Data excerpts:
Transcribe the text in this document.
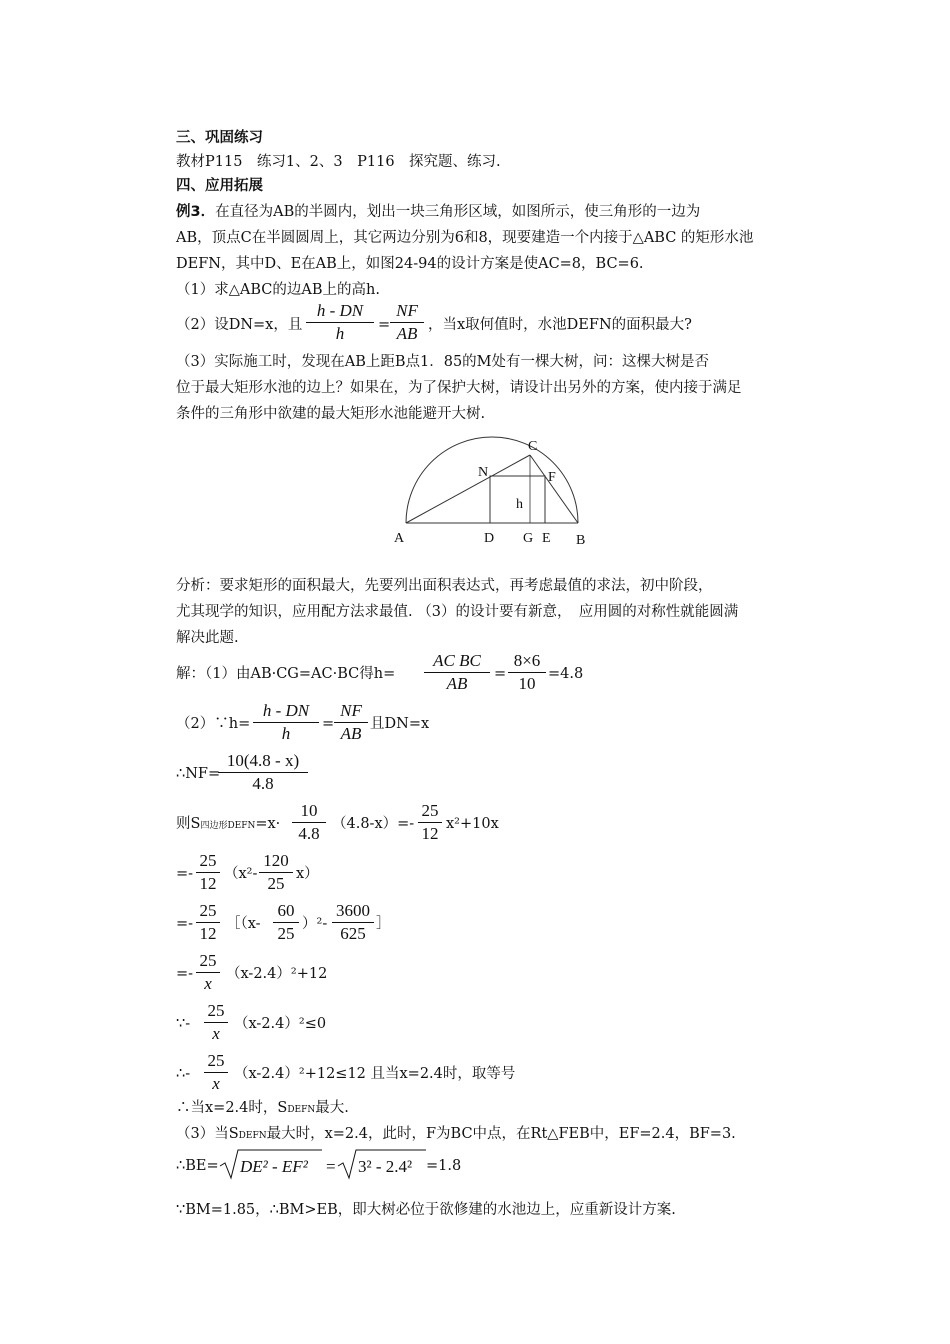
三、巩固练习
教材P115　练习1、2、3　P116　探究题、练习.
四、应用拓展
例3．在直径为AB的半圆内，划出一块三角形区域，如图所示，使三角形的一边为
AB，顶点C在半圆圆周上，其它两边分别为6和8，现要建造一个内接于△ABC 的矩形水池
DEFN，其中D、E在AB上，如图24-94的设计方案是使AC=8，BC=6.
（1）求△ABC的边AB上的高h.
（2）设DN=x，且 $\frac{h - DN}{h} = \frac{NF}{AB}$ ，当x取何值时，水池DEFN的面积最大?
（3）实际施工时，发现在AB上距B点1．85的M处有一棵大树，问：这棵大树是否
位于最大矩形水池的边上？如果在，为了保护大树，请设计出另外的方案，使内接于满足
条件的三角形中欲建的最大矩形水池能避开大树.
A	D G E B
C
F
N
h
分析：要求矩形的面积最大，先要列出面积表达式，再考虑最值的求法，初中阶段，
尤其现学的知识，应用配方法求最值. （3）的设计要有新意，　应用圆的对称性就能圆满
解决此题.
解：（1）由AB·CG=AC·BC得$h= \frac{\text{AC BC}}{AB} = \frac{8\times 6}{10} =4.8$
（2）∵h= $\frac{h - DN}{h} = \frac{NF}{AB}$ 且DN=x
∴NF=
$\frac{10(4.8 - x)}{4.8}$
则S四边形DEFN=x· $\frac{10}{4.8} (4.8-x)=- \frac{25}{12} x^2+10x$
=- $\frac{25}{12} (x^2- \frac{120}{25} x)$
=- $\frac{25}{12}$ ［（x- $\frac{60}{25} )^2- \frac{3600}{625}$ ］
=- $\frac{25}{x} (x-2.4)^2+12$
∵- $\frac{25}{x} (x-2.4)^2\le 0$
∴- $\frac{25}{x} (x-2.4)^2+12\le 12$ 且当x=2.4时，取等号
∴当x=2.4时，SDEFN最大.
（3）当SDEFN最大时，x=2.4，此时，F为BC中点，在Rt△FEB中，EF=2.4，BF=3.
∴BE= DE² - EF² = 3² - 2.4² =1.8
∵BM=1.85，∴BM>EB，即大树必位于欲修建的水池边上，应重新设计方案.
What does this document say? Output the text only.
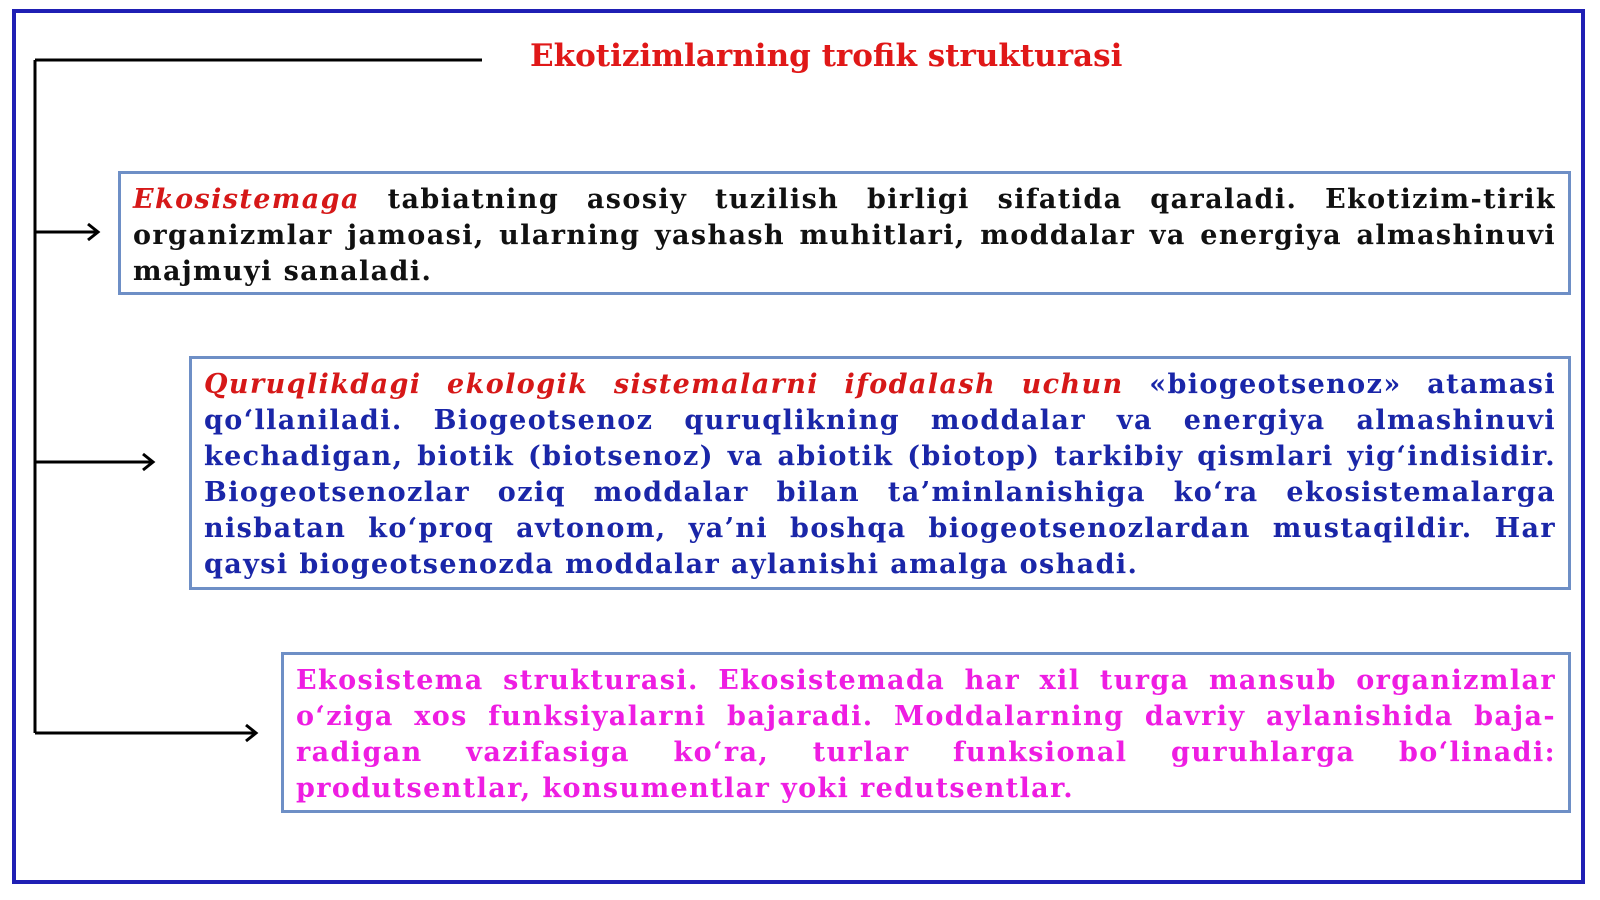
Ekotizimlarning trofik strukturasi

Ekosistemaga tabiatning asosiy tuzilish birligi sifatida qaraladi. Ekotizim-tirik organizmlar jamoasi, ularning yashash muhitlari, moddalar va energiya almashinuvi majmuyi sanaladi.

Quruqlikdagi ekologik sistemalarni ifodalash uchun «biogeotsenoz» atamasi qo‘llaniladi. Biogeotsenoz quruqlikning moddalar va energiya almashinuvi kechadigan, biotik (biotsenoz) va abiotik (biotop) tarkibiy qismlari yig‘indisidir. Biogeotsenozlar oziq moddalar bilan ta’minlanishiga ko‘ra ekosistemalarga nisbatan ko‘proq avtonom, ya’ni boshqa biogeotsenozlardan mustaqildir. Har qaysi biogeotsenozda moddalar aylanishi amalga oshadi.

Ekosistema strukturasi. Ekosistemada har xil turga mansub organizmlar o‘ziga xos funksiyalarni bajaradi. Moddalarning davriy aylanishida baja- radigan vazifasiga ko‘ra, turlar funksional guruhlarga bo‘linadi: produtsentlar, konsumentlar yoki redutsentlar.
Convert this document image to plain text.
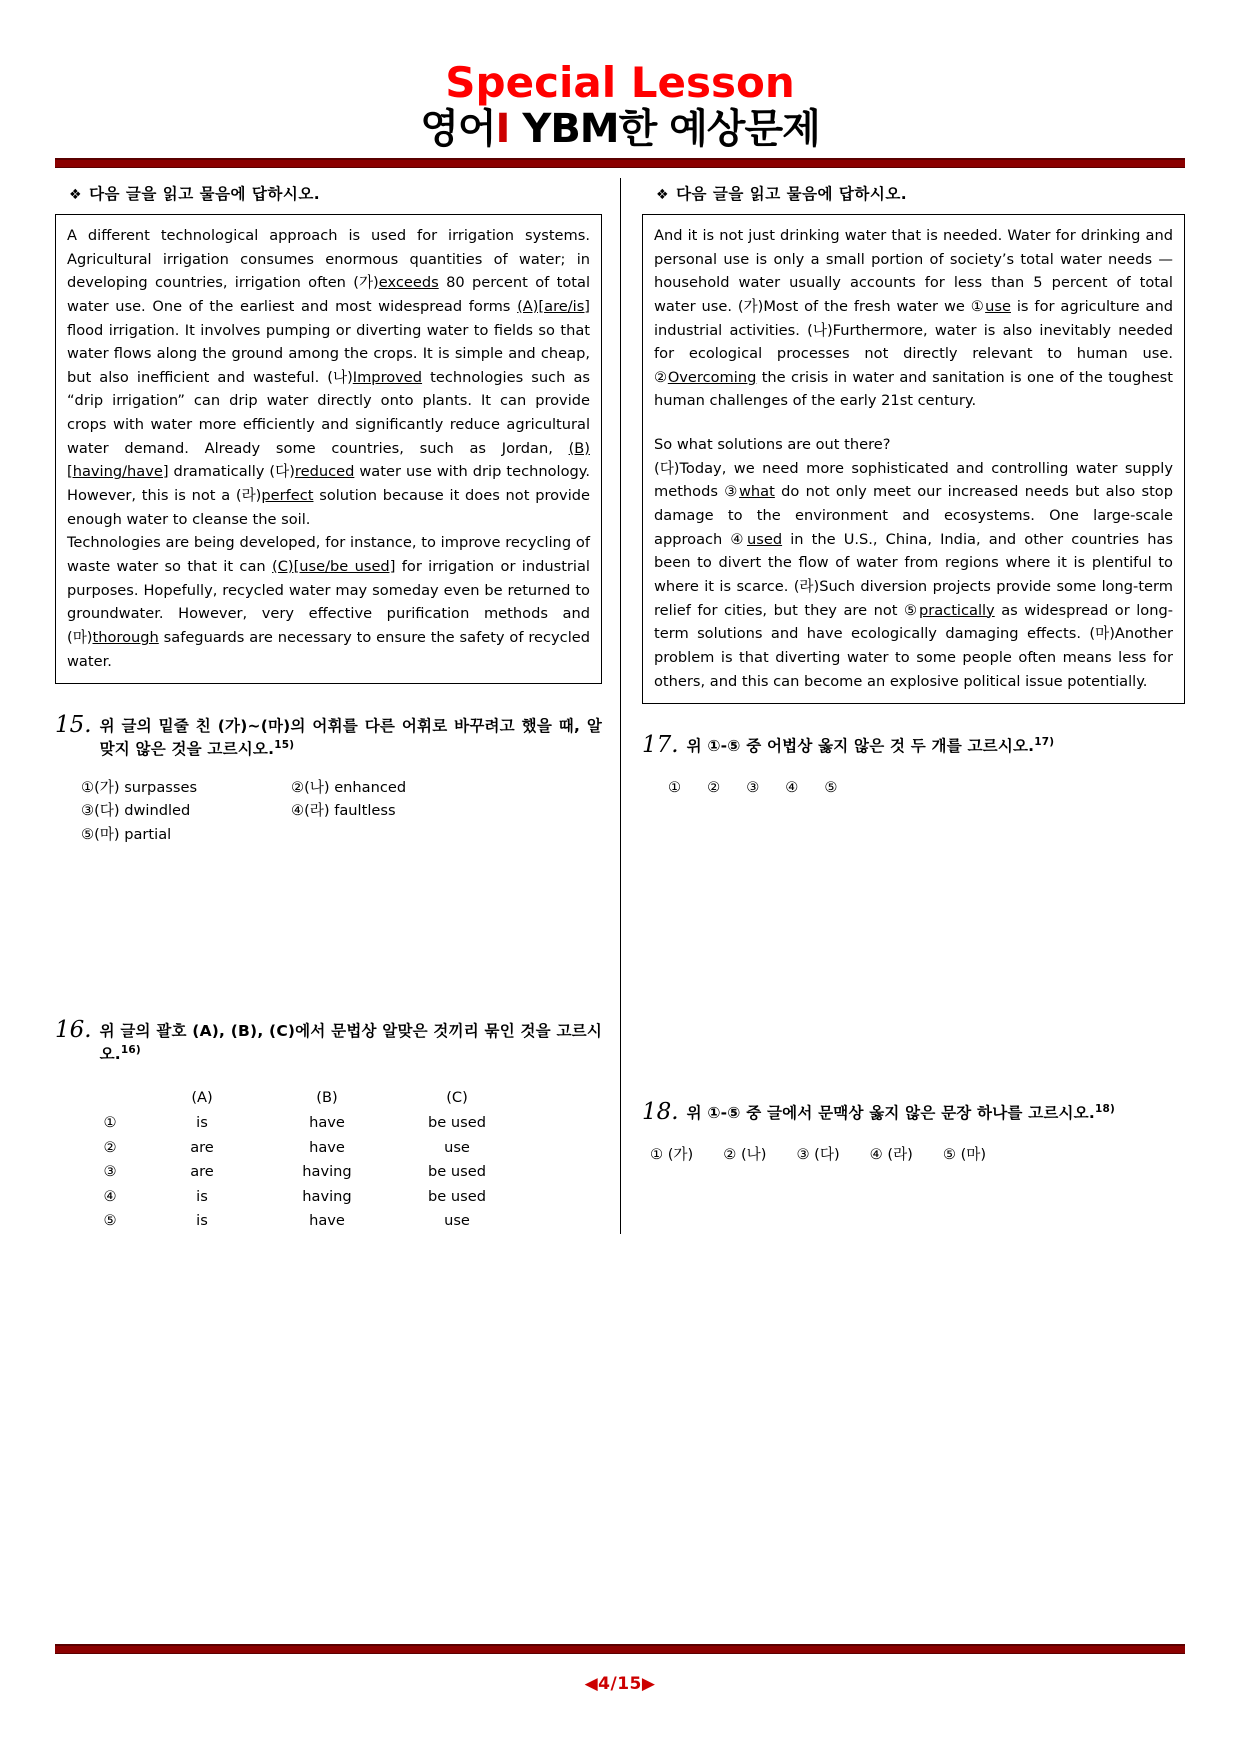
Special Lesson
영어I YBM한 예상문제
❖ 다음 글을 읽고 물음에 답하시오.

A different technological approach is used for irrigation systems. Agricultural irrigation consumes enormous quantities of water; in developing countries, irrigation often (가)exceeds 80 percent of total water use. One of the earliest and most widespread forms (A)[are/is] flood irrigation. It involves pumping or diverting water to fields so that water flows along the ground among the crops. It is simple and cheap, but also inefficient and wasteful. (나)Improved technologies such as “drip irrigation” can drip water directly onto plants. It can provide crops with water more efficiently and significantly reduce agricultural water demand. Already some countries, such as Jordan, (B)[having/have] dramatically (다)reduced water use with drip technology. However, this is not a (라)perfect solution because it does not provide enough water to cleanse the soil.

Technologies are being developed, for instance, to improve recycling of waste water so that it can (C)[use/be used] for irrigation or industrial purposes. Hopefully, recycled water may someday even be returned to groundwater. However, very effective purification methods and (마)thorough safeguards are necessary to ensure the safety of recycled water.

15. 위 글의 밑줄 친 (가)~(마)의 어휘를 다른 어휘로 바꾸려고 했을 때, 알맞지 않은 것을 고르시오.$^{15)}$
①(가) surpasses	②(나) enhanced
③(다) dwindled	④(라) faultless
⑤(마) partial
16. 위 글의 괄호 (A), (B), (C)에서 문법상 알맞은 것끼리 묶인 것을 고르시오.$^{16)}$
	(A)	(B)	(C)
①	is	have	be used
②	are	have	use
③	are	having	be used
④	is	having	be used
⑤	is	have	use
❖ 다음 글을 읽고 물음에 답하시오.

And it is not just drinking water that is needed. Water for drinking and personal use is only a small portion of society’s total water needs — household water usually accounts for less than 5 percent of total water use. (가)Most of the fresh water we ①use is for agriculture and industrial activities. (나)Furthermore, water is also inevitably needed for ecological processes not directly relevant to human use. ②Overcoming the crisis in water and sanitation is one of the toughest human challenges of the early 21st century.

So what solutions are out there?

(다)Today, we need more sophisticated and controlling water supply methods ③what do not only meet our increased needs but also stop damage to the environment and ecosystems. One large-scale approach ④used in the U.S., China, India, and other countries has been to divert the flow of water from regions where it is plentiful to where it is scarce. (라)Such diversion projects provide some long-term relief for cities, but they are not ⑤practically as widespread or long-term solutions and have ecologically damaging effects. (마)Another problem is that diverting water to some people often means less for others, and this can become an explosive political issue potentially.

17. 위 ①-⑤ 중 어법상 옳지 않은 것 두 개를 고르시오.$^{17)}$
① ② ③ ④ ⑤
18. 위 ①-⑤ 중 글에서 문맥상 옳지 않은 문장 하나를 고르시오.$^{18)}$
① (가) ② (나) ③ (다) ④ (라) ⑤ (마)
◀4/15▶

_Challenge_
Count each line of the data where the word "organizmlar" appears, then reply with the total only.

_Exercise response_
2